Set down every entry again word for word, please, but skip the pictures.

^^^^^^^^^^^^^^^^

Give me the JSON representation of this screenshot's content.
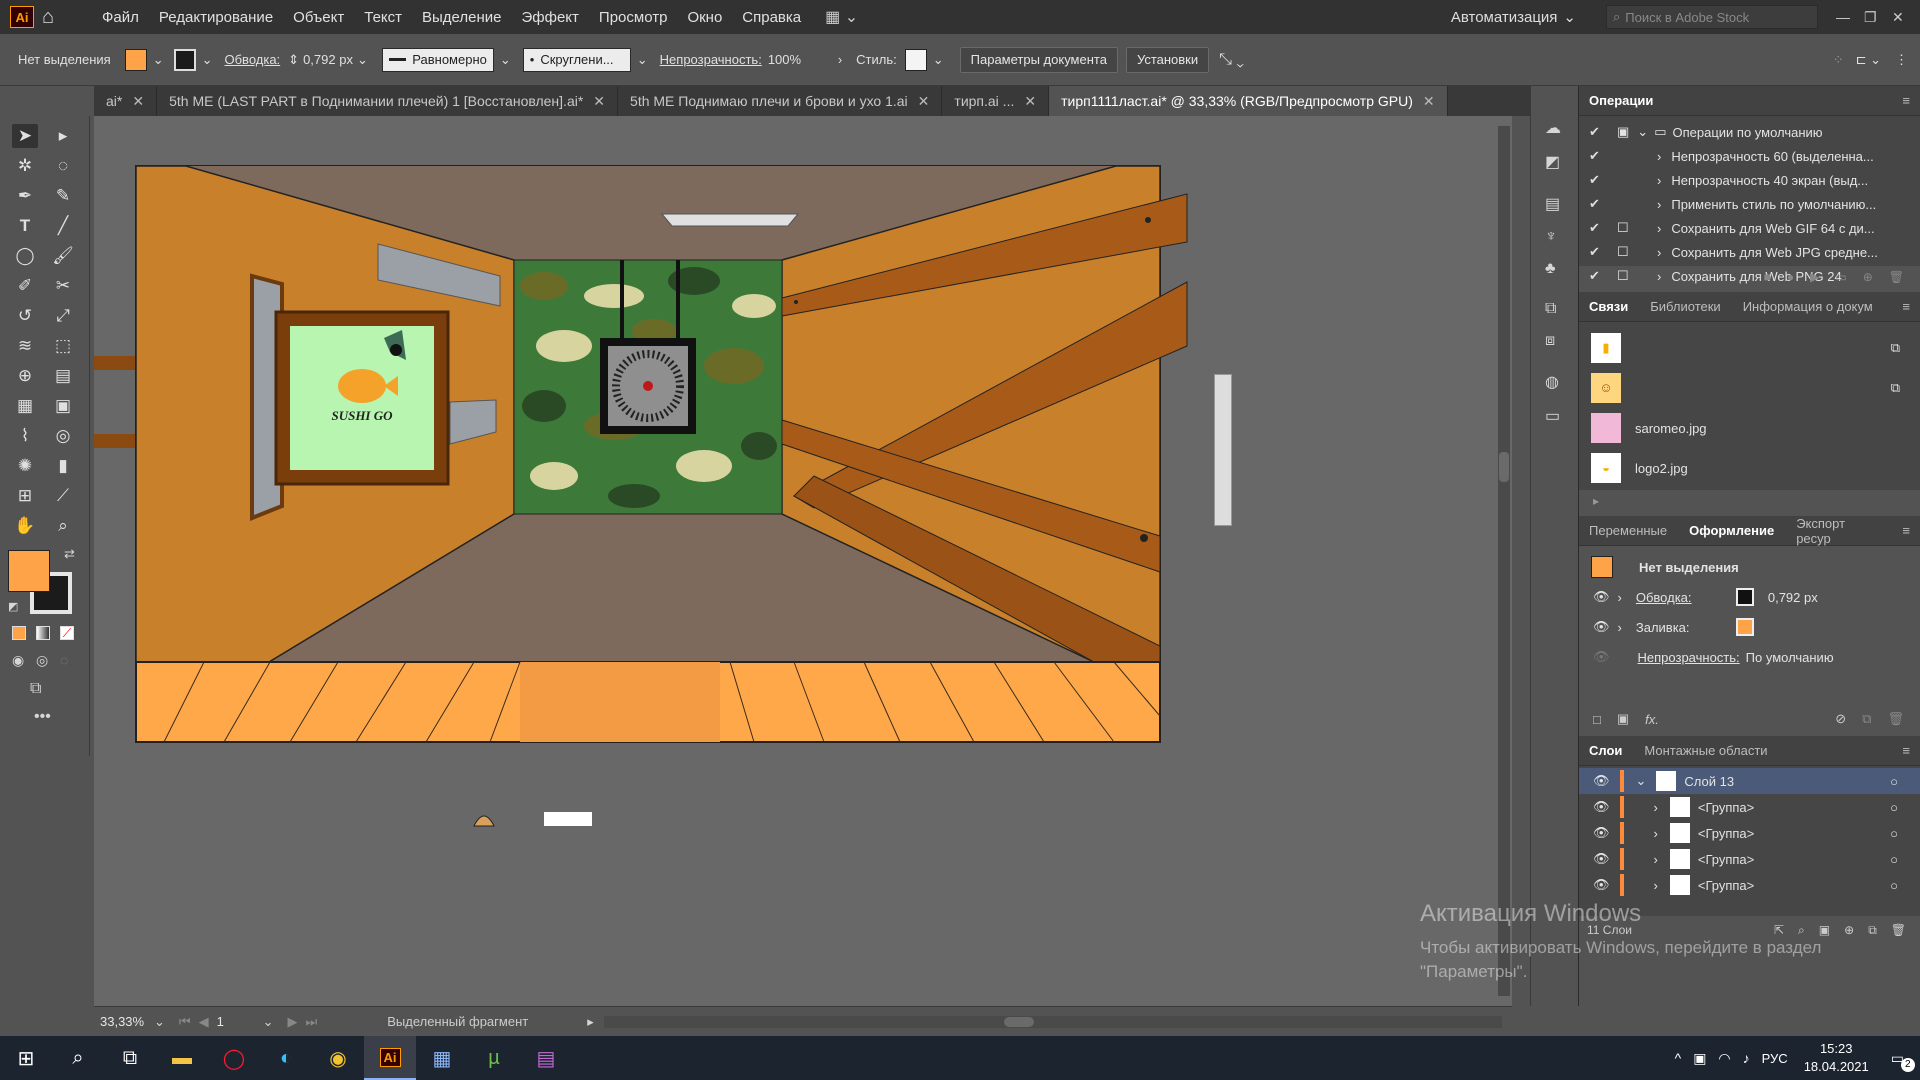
{
  "menubar": {
    "logo": "Ai",
    "items": [
      "Файл",
      "Редактирование",
      "Объект",
      "Текст",
      "Выделение",
      "Эффект",
      "Просмотр",
      "Окно",
      "Справка"
    ],
    "workspace": "Автоматизация",
    "search_placeholder": "Поиск в Adobe Stock"
  },
  "controlbar": {
    "selection": "Нет выделения",
    "stroke_label": "Обводка:",
    "stroke_value": "0,792 px",
    "stroke_profile": "Равномерно",
    "brush": "Скруглени...",
    "opacity_label": "Непрозрачность:",
    "opacity_value": "100%",
    "style_label": "Стиль:",
    "doc_settings": "Параметры документа",
    "preferences": "Установки",
    "fill_color": "#ffa348"
  },
  "tabs": [
    {
      "label": "ai*",
      "active": false
    },
    {
      "label": "5th ME (LAST PART в Поднимании плечей) 1 [Восстановлен].ai*",
      "active": false
    },
    {
      "label": "5th ME Поднимаю плечи и брови и ухо 1.ai",
      "active": false
    },
    {
      "label": "тирп.ai ...",
      "active": false
    },
    {
      "label": "тирп1111ласт.ai* @ 33,33% (RGB/Предпросмотр GPU)",
      "active": true
    }
  ],
  "artwork": {
    "logo_text": "SUSHI GO"
  },
  "panels": {
    "actions": {
      "title": "Операции",
      "set": "Операции по умолчанию",
      "items": [
        "Непрозрачность 60 (выделенна...",
        "Непрозрачность 40 экран (выд...",
        "Применить стиль по умолчанию...",
        "Сохранить для Web GIF 64 с ди...",
        "Сохранить для Web JPG средне...",
        "Сохранить для Web PNG 24"
      ]
    },
    "links": {
      "tabs": [
        "Связи",
        "Библиотеки",
        "Информация о докум"
      ],
      "items": [
        "",
        "",
        "saromeo.jpg",
        "logo2.jpg"
      ]
    },
    "appearance": {
      "tabs": [
        "Переменные",
        "Оформление",
        "Экспорт ресур"
      ],
      "title": "Нет выделения",
      "stroke_label": "Обводка:",
      "stroke_value": "0,792 px",
      "fill_label": "Заливка:",
      "opacity_label": "Непрозрачность:",
      "opacity_value": "По умолчанию"
    },
    "layers": {
      "tabs": [
        "Слои",
        "Монтажные области"
      ],
      "layer": "Слой 13",
      "groups": [
        "<Группа>",
        "<Группа>",
        "<Группа>",
        "<Группа>",
        "<Группа>"
      ],
      "count": "11 Слои"
    }
  },
  "statusbar": {
    "zoom": "33,33%",
    "page": "1",
    "status": "Выделенный фрагмент"
  },
  "watermark": {
    "title": "Активация Windows",
    "text": "Чтобы активировать Windows, перейдите в раздел \"Параметры\"."
  },
  "taskbar": {
    "lang": "РУС",
    "time": "15:23",
    "date": "18.04.2021",
    "notifications": "2"
  }
}
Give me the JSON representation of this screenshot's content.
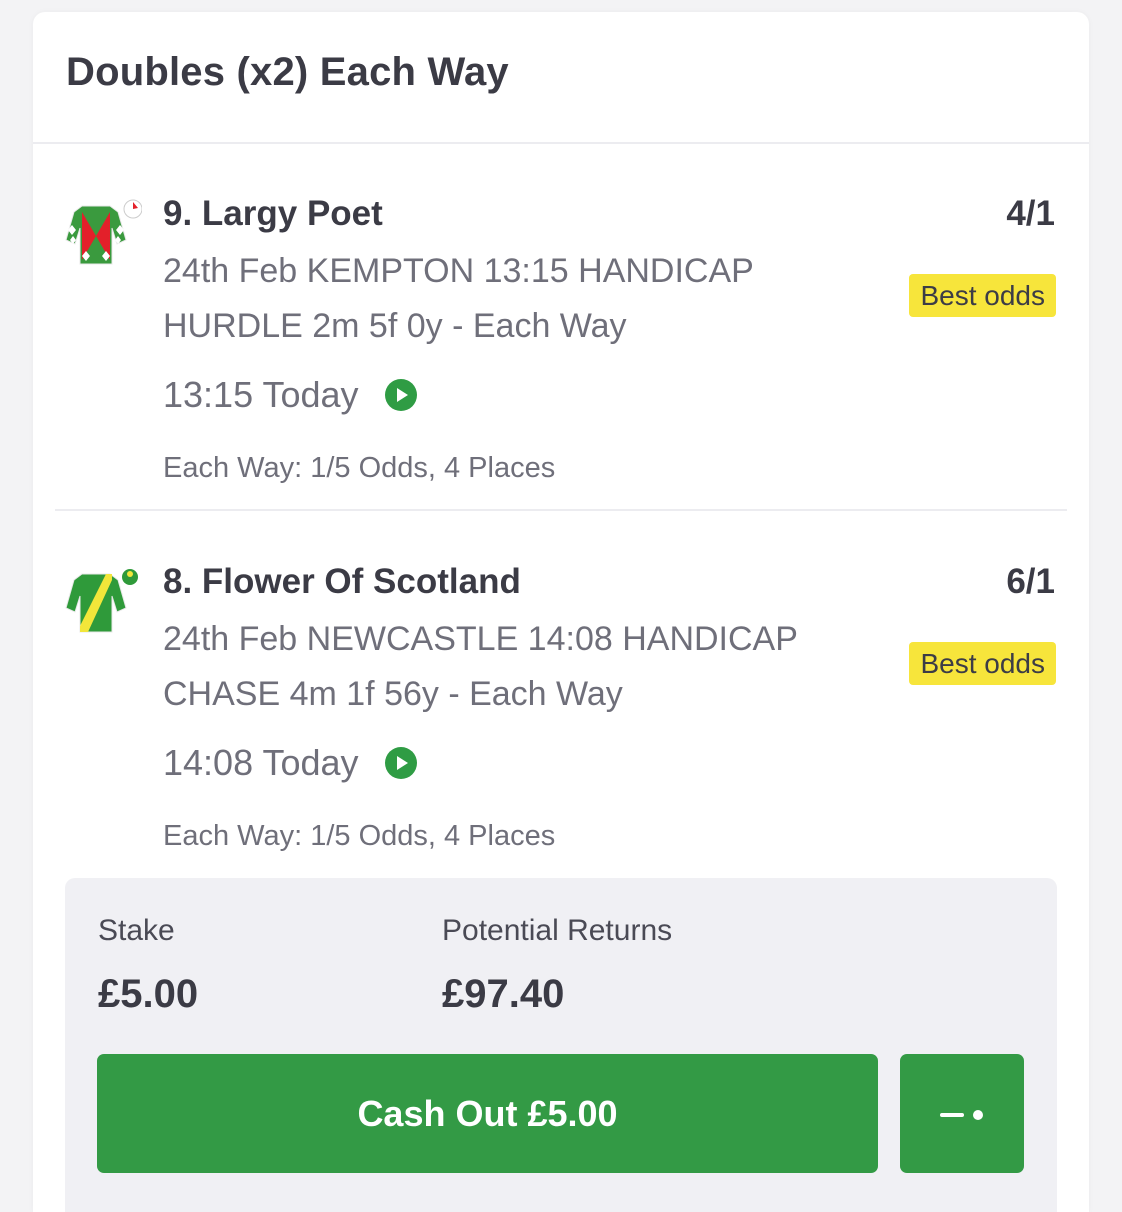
{
  "header": {
    "title": "Doubles (x2) Each Way"
  },
  "selections": [
    {
      "name": "9. Largy Poet",
      "odds": "4/1",
      "event": "24th Feb KEMPTON 13:15 HANDICAP HURDLE 2m 5f 0y - Each Way",
      "badge": "Best odds",
      "time": "13:15 Today",
      "each_way_terms": "Each Way: 1/5 Odds, 4 Places",
      "silk_icon": "jockey-silks-icon",
      "colors": {
        "body": "#3a9a3e",
        "accent": "#e3202a",
        "cap": "#ffffff"
      }
    },
    {
      "name": "8. Flower Of Scotland",
      "odds": "6/1",
      "event": "24th Feb NEWCASTLE 14:08 HANDICAP CHASE 4m 1f 56y - Each Way",
      "badge": "Best odds",
      "time": "14:08 Today",
      "each_way_terms": "Each Way: 1/5 Odds, 4 Places",
      "silk_icon": "jockey-silks-icon",
      "colors": {
        "body": "#2f9a3a",
        "accent": "#f2e63a",
        "cap": "#2f9a3a"
      }
    }
  ],
  "bet": {
    "stake_label": "Stake",
    "stake_value": "£5.00",
    "returns_label": "Potential Returns",
    "returns_value": "£97.40",
    "cashout_label": "Cash Out £5.00",
    "slider_icon": "partial-cashout-slider-icon"
  },
  "theme": {
    "primary_green": "#339a45",
    "badge_yellow": "#f7e53b",
    "text_dark": "#3b3b45",
    "text_muted": "#6f6f7a"
  }
}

^^^^^^^^^^^^^^^^

**The output:**
Give me the JSON representation of this screenshot's content.
{
  "menubar": {
    "logo": "Ai",
    "items": [
      "Файл",
      "Редактирование",
      "Объект",
      "Текст",
      "Выделение",
      "Эффект",
      "Просмотр",
      "Окно",
      "Справка"
    ],
    "workspace": "Автоматизация",
    "search_placeholder": "Поиск в Adobe Stock"
  },
  "controlbar": {
    "selection": "Нет выделения",
    "stroke_label": "Обводка:",
    "stroke_value": "0,792 px",
    "stroke_profile": "Равномерно",
    "brush": "Скруглени...",
    "opacity_label": "Непрозрачность:",
    "opacity_value": "100%",
    "style_label": "Стиль:",
    "doc_settings": "Параметры документа",
    "preferences": "Установки",
    "fill_color": "#ffa348"
  },
  "tabs": [
    {
      "label": "ai*",
      "active": false
    },
    {
      "label": "5th ME (LAST PART в Поднимании плечей) 1 [Восстановлен].ai*",
      "active": false
    },
    {
      "label": "5th ME Поднимаю плечи и брови и ухо 1.ai",
      "active": false
    },
    {
      "label": "тирп.ai ...",
      "active": false
    },
    {
      "label": "тирп1111ласт.ai* @ 33,33% (RGB/Предпросмотр GPU)",
      "active": true
    }
  ],
  "artwork": {
    "logo_text": "SUSHI GO"
  },
  "panels": {
    "actions": {
      "title": "Операции",
      "set": "Операции по умолчанию",
      "items": [
        "Непрозрачность 60 (выделенна...",
        "Непрозрачность 40 экран (выд...",
        "Применить стиль по умолчанию...",
        "Сохранить для Web GIF 64 с ди...",
        "Сохранить для Web JPG средне...",
        "Сохранить для Web PNG 24"
      ]
    },
    "links": {
      "tabs": [
        "Связи",
        "Библиотеки",
        "Информация о докум"
      ],
      "items": [
        "",
        "",
        "saromeo.jpg",
        "logo2.jpg"
      ]
    },
    "appearance": {
      "tabs": [
        "Переменные",
        "Оформление",
        "Экспорт ресур"
      ],
      "title": "Нет выделения",
      "stroke_label": "Обводка:",
      "stroke_value": "0,792 px",
      "fill_label": "Заливка:",
      "opacity_label": "Непрозрачность:",
      "opacity_value": "По умолчанию"
    },
    "layers": {
      "tabs": [
        "Слои",
        "Монтажные области"
      ],
      "layer": "Слой 13",
      "groups": [
        "<Группа>",
        "<Группа>",
        "<Группа>",
        "<Группа>",
        "<Группа>"
      ],
      "count": "11 Слои"
    }
  },
  "statusbar": {
    "zoom": "33,33%",
    "page": "1",
    "status": "Выделенный фрагмент"
  },
  "watermark": {
    "title": "Активация Windows",
    "text": "Чтобы активировать Windows, перейдите в раздел \"Параметры\"."
  },
  "taskbar": {
    "lang": "РУС",
    "time": "15:23",
    "date": "18.04.2021",
    "notifications": "2"
  }
}
Give me the JSON representation of this screenshot's content.
{
  "header": {
    "title": "Doubles (x2) Each Way"
  },
  "selections": [
    {
      "name": "9. Largy Poet",
      "odds": "4/1",
      "event": "24th Feb KEMPTON 13:15 HANDICAP HURDLE 2m 5f 0y - Each Way",
      "badge": "Best odds",
      "time": "13:15 Today",
      "each_way_terms": "Each Way: 1/5 Odds, 4 Places",
      "silk_icon": "jockey-silks-icon",
      "colors": {
        "body": "#3a9a3e",
        "accent": "#e3202a",
        "cap": "#ffffff"
      }
    },
    {
      "name": "8. Flower Of Scotland",
      "odds": "6/1",
      "event": "24th Feb NEWCASTLE 14:08 HANDICAP CHASE 4m 1f 56y - Each Way",
      "badge": "Best odds",
      "time": "14:08 Today",
      "each_way_terms": "Each Way: 1/5 Odds, 4 Places",
      "silk_icon": "jockey-silks-icon",
      "colors": {
        "body": "#2f9a3a",
        "accent": "#f2e63a",
        "cap": "#2f9a3a"
      }
    }
  ],
  "bet": {
    "stake_label": "Stake",
    "stake_value": "£5.00",
    "returns_label": "Potential Returns",
    "returns_value": "£97.40",
    "cashout_label": "Cash Out £5.00",
    "slider_icon": "partial-cashout-slider-icon"
  },
  "theme": {
    "primary_green": "#339a45",
    "badge_yellow": "#f7e53b",
    "text_dark": "#3b3b45",
    "text_muted": "#6f6f7a"
  }
}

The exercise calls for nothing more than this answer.